● Stated problem
Select and copy out every line in the records containing "Fixed".

>> Start Listed entries

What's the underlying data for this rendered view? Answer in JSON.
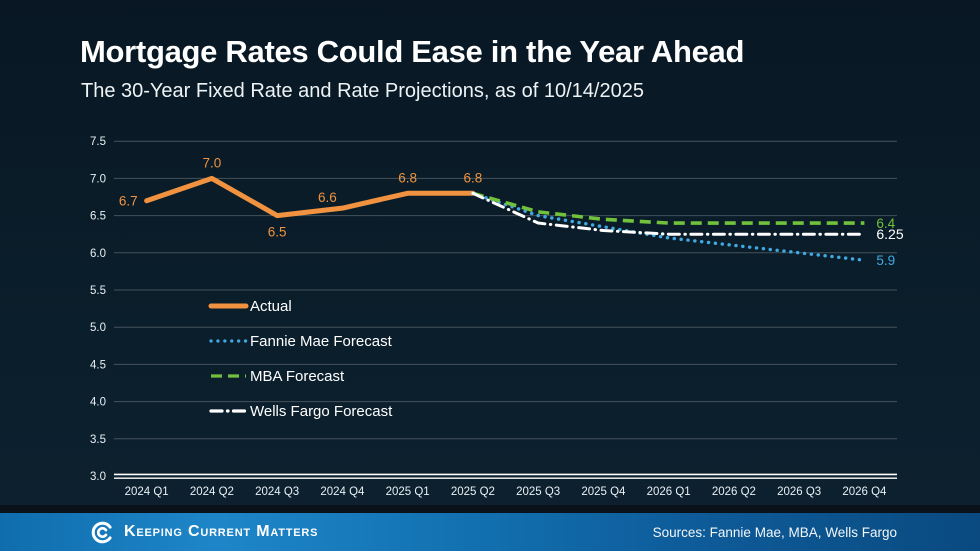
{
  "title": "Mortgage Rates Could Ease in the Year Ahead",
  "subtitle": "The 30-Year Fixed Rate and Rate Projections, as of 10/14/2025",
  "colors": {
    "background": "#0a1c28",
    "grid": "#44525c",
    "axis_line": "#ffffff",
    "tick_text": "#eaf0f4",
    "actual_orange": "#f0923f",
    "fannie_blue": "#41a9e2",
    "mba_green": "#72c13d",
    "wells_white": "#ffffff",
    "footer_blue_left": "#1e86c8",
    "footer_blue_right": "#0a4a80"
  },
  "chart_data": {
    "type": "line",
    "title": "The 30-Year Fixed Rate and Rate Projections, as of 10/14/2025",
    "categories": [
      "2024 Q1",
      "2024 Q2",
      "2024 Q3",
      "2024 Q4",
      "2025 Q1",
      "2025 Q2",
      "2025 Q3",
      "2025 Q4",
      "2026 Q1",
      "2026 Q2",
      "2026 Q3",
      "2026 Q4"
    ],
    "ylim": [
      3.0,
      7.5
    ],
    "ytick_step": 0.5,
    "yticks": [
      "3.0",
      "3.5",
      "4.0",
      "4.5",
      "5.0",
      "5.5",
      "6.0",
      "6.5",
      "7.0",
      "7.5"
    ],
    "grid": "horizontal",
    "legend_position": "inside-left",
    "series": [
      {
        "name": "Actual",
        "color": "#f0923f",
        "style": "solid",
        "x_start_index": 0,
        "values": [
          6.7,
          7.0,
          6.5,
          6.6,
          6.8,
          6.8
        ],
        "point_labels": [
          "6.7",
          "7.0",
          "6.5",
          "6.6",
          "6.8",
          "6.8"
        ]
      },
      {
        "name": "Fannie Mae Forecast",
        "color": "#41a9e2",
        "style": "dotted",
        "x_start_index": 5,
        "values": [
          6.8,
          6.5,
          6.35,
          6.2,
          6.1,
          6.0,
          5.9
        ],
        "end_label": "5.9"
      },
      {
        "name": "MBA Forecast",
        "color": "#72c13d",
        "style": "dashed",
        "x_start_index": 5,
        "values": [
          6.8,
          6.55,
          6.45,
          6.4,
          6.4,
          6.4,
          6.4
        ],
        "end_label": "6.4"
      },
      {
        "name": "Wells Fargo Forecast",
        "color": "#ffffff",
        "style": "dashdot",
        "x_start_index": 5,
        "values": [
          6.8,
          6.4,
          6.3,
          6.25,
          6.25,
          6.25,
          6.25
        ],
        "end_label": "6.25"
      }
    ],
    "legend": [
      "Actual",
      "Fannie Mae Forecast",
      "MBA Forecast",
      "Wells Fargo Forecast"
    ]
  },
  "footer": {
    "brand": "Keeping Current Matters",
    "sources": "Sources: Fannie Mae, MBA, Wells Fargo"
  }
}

>> End Listed entries

● Response to this task
  "subtitle": "The 30-Year Fixed Rate and Rate Projections, as of 10/14/2025",
    "title": "The 30-Year Fixed Rate and Rate Projections, as of 10/14/2025",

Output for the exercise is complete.